--- The data Enclosed Below ---

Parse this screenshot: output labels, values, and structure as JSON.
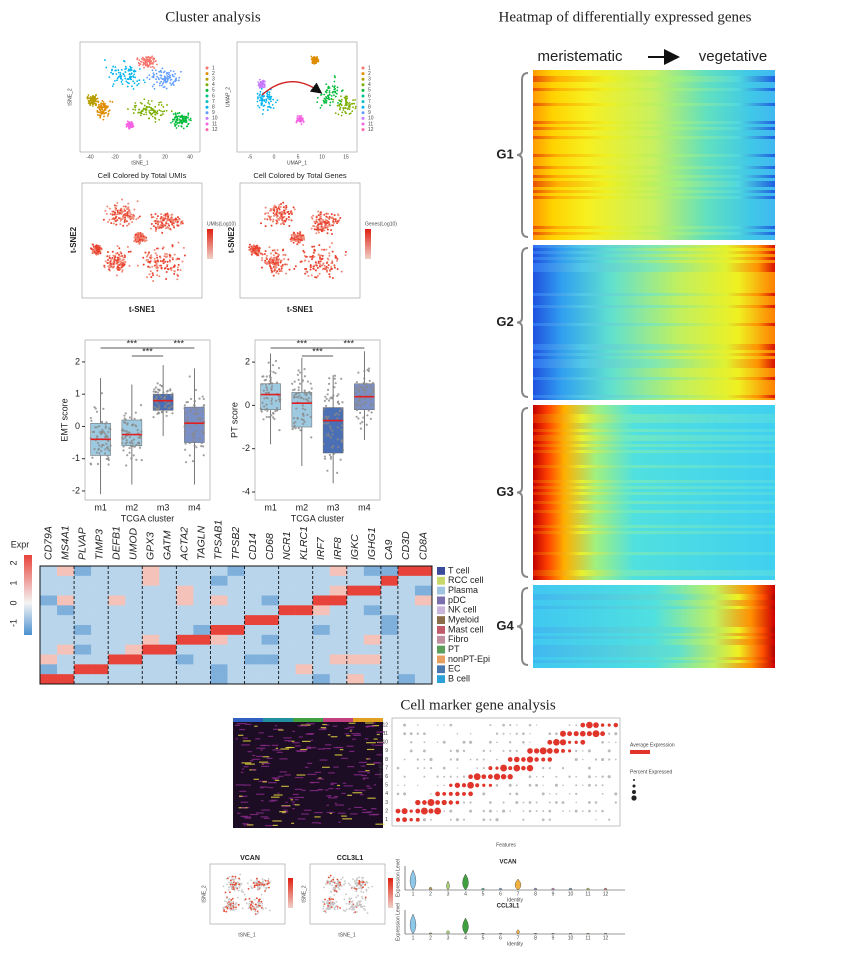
{
  "cluster_analysis": {
    "title": "Cluster analysis",
    "tsne": {
      "x_label": "tSNE_1",
      "y_label": "tSNE_2",
      "xticks": [
        -40,
        -20,
        0,
        20,
        40
      ]
    },
    "umap": {
      "x_label": "UMAP_1",
      "y_label": "UMAP_2",
      "xticks": [
        -5,
        0,
        5,
        10,
        15
      ]
    },
    "legend": [
      "1",
      "2",
      "3",
      "4",
      "5",
      "6",
      "7",
      "8",
      "9",
      "10",
      "11",
      "12"
    ],
    "umis": {
      "title": "Cell Colored by Total UMIs",
      "x_label": "t-SNE1",
      "y_label": "t-SNE2",
      "legend_title": "UMIs(Log10)"
    },
    "genes": {
      "title": "Cell Colored by Total Genes",
      "x_label": "t-SNE1",
      "y_label": "t-SNE2",
      "legend_title": "Genes(Log10)"
    }
  },
  "boxplots": [
    {
      "y_label": "EMT score",
      "x_label": "TCGA cluster",
      "categories": [
        "m1",
        "m2",
        "m3",
        "m4"
      ],
      "ylim": [
        -2.28,
        2.68
      ],
      "yticks": [
        -2,
        -1,
        0,
        1,
        2
      ],
      "boxes": [
        {
          "low": -2.1,
          "q1": -0.9,
          "median": -0.4,
          "q3": 0.1,
          "high": 1.5
        },
        {
          "low": -1.8,
          "q1": -0.6,
          "median": -0.25,
          "q3": 0.2,
          "high": 1.3
        },
        {
          "low": -0.3,
          "q1": 0.5,
          "median": 0.8,
          "q3": 1.0,
          "high": 1.9
        },
        {
          "low": -1.8,
          "q1": -0.5,
          "median": 0.1,
          "q3": 0.6,
          "high": 1.8
        }
      ],
      "colors": [
        "#9ecae1",
        "#9ecae1",
        "#4a6fb5",
        "#7b8fc7"
      ],
      "significance": [
        "***",
        "***",
        "***"
      ]
    },
    {
      "y_label": "PT score",
      "x_label": "TCGA cluster",
      "categories": [
        "m1",
        "m2",
        "m3",
        "m4"
      ],
      "ylim": [
        -4.37,
        3.02
      ],
      "yticks": [
        -4,
        -2,
        0,
        2
      ],
      "boxes": [
        {
          "low": -1.8,
          "q1": -0.2,
          "median": 0.5,
          "q3": 1.0,
          "high": 2.4
        },
        {
          "low": -2.8,
          "q1": -1.0,
          "median": 0.1,
          "q3": 0.6,
          "high": 2.2
        },
        {
          "low": -3.6,
          "q1": -2.2,
          "median": -0.7,
          "q3": -0.1,
          "high": 1.4
        },
        {
          "low": -1.6,
          "q1": -0.2,
          "median": 0.4,
          "q3": 1.0,
          "high": 2.5
        }
      ],
      "colors": [
        "#9ecae1",
        "#9ecae1",
        "#4a6fb5",
        "#7b8fc7"
      ],
      "significance": [
        "***",
        "***",
        "***"
      ]
    }
  ],
  "marker_heatmap": {
    "legend_title": "Expr",
    "legend_ticks": [
      -1,
      0,
      1,
      2
    ],
    "genes": [
      "CD79A",
      "MS4A1",
      "PLVAP",
      "TIMP3",
      "DEFB1",
      "UMOD",
      "GPX3",
      "GATM",
      "ACTA2",
      "TAGLN",
      "TPSAB1",
      "TPSB2",
      "CD14",
      "CD68",
      "NCR1",
      "KLRC1",
      "IRF7",
      "IRF8",
      "IGKC",
      "IGHG1",
      "CA9",
      "CD3D",
      "CD8A"
    ],
    "cell_types": [
      {
        "name": "T cell",
        "color": "#3b4a9a"
      },
      {
        "name": "RCC cell",
        "color": "#c8d86a"
      },
      {
        "name": "Plasma",
        "color": "#9fc3e0"
      },
      {
        "name": "pDC",
        "color": "#7b6fb0"
      },
      {
        "name": "NK cell",
        "color": "#c9b5d9"
      },
      {
        "name": "Myeloid",
        "color": "#8b6d4a"
      },
      {
        "name": "Mast cell",
        "color": "#c25a6a"
      },
      {
        "name": "Fibro",
        "color": "#c08f9d"
      },
      {
        "name": "PT",
        "color": "#5aa05a"
      },
      {
        "name": "nonPT-Epi",
        "color": "#e8a060"
      },
      {
        "name": "EC",
        "color": "#4a78b0"
      },
      {
        "name": "B cell",
        "color": "#2ca0d8"
      }
    ]
  },
  "deg_heatmap": {
    "title": "Heatmap of differentially expressed genes",
    "start_label": "meristematic",
    "end_label": "vegetative",
    "groups": [
      "G1",
      "G2",
      "G3",
      "G4"
    ]
  },
  "cell_marker": {
    "title": "Cell marker gene analysis",
    "dotplot": {
      "x_label": "Features",
      "y_label": "Identity",
      "legend_titles": [
        "Average Expression",
        "Percent Expressed"
      ]
    },
    "feature_plots": [
      {
        "title": "VCAN",
        "x_label": "tSNE_1",
        "y_label": "tSNE_2"
      },
      {
        "title": "CCL3L1",
        "x_label": "tSNE_1",
        "y_label": "tSNE_2"
      }
    ],
    "violins": [
      {
        "title": "VCAN",
        "y_label": "Expression Level",
        "x_label": "Identity"
      },
      {
        "title": "CCL3L1",
        "y_label": "Expression Level",
        "x_label": "Identity"
      }
    ],
    "identities": [
      "1",
      "2",
      "3",
      "4",
      "5",
      "6",
      "7",
      "8",
      "9",
      "10",
      "11",
      "12"
    ]
  }
}
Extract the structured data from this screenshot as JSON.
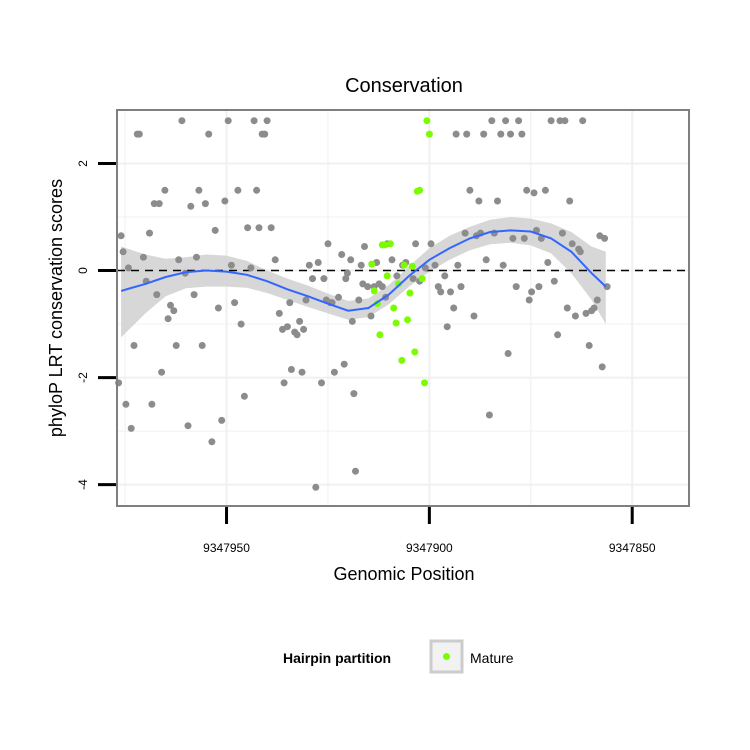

--- End of Enclosed The data ---

▶ What you need to do
The records above, copied word for word without the pictures, are what should be output.

▶ Task response
Parse this screenshot: output labels, values, and structure as JSON.
{
  "cluster_analysis": {
    "title": "Cluster analysis",
    "tsne": {
      "x_label": "tSNE_1",
      "y_label": "tSNE_2",
      "xticks": [
        -40,
        -20,
        0,
        20,
        40
      ]
    },
    "umap": {
      "x_label": "UMAP_1",
      "y_label": "UMAP_2",
      "xticks": [
        -5,
        0,
        5,
        10,
        15
      ]
    },
    "legend": [
      "1",
      "2",
      "3",
      "4",
      "5",
      "6",
      "7",
      "8",
      "9",
      "10",
      "11",
      "12"
    ],
    "umis": {
      "title": "Cell Colored by Total UMIs",
      "x_label": "t-SNE1",
      "y_label": "t-SNE2",
      "legend_title": "UMIs(Log10)"
    },
    "genes": {
      "title": "Cell Colored by Total Genes",
      "x_label": "t-SNE1",
      "y_label": "t-SNE2",
      "legend_title": "Genes(Log10)"
    }
  },
  "boxplots": [
    {
      "y_label": "EMT score",
      "x_label": "TCGA cluster",
      "categories": [
        "m1",
        "m2",
        "m3",
        "m4"
      ],
      "ylim": [
        -2.28,
        2.68
      ],
      "yticks": [
        -2,
        -1,
        0,
        1,
        2
      ],
      "boxes": [
        {
          "low": -2.1,
          "q1": -0.9,
          "median": -0.4,
          "q3": 0.1,
          "high": 1.5
        },
        {
          "low": -1.8,
          "q1": -0.6,
          "median": -0.25,
          "q3": 0.2,
          "high": 1.3
        },
        {
          "low": -0.3,
          "q1": 0.5,
          "median": 0.8,
          "q3": 1.0,
          "high": 1.9
        },
        {
          "low": -1.8,
          "q1": -0.5,
          "median": 0.1,
          "q3": 0.6,
          "high": 1.8
        }
      ],
      "colors": [
        "#9ecae1",
        "#9ecae1",
        "#4a6fb5",
        "#7b8fc7"
      ],
      "significance": [
        "***",
        "***",
        "***"
      ]
    },
    {
      "y_label": "PT score",
      "x_label": "TCGA cluster",
      "categories": [
        "m1",
        "m2",
        "m3",
        "m4"
      ],
      "ylim": [
        -4.37,
        3.02
      ],
      "yticks": [
        -4,
        -2,
        0,
        2
      ],
      "boxes": [
        {
          "low": -1.8,
          "q1": -0.2,
          "median": 0.5,
          "q3": 1.0,
          "high": 2.4
        },
        {
          "low": -2.8,
          "q1": -1.0,
          "median": 0.1,
          "q3": 0.6,
          "high": 2.2
        },
        {
          "low": -3.6,
          "q1": -2.2,
          "median": -0.7,
          "q3": -0.1,
          "high": 1.4
        },
        {
          "low": -1.6,
          "q1": -0.2,
          "median": 0.4,
          "q3": 1.0,
          "high": 2.5
        }
      ],
      "colors": [
        "#9ecae1",
        "#9ecae1",
        "#4a6fb5",
        "#7b8fc7"
      ],
      "significance": [
        "***",
        "***",
        "***"
      ]
    }
  ],
  "marker_heatmap": {
    "legend_title": "Expr",
    "legend_ticks": [
      -1,
      0,
      1,
      2
    ],
    "genes": [
      "CD79A",
      "MS4A1",
      "PLVAP",
      "TIMP3",
      "DEFB1",
      "UMOD",
      "GPX3",
      "GATM",
      "ACTA2",
      "TAGLN",
      "TPSAB1",
      "TPSB2",
      "CD14",
      "CD68",
      "NCR1",
      "KLRC1",
      "IRF7",
      "IRF8",
      "IGKC",
      "IGHG1",
      "CA9",
      "CD3D",
      "CD8A"
    ],
    "cell_types": [
      {
        "name": "T cell",
        "color": "#3b4a9a"
      },
      {
        "name": "RCC cell",
        "color": "#c8d86a"
      },
      {
        "name": "Plasma",
        "color": "#9fc3e0"
      },
      {
        "name": "pDC",
        "color": "#7b6fb0"
      },
      {
        "name": "NK cell",
        "color": "#c9b5d9"
      },
      {
        "name": "Myeloid",
        "color": "#8b6d4a"
      },
      {
        "name": "Mast cell",
        "color": "#c25a6a"
      },
      {
        "name": "Fibro",
        "color": "#c08f9d"
      },
      {
        "name": "PT",
        "color": "#5aa05a"
      },
      {
        "name": "nonPT-Epi",
        "color": "#e8a060"
      },
      {
        "name": "EC",
        "color": "#4a78b0"
      },
      {
        "name": "B cell",
        "color": "#2ca0d8"
      }
    ]
  },
  "deg_heatmap": {
    "title": "Heatmap of differentially expressed genes",
    "start_label": "meristematic",
    "end_label": "vegetative",
    "groups": [
      "G1",
      "G2",
      "G3",
      "G4"
    ]
  },
  "cell_marker": {
    "title": "Cell marker gene analysis",
    "dotplot": {
      "x_label": "Features",
      "y_label": "Identity",
      "legend_titles": [
        "Average Expression",
        "Percent Expressed"
      ]
    },
    "feature_plots": [
      {
        "title": "VCAN",
        "x_label": "tSNE_1",
        "y_label": "tSNE_2"
      },
      {
        "title": "CCL3L1",
        "x_label": "tSNE_1",
        "y_label": "tSNE_2"
      }
    ],
    "violins": [
      {
        "title": "VCAN",
        "y_label": "Expression Level",
        "x_label": "Identity"
      },
      {
        "title": "CCL3L1",
        "y_label": "Expression Level",
        "x_label": "Identity"
      }
    ],
    "identities": [
      "1",
      "2",
      "3",
      "4",
      "5",
      "6",
      "7",
      "8",
      "9",
      "10",
      "11",
      "12"
    ]
  }
}
Extract the structured data from this screenshot as JSON.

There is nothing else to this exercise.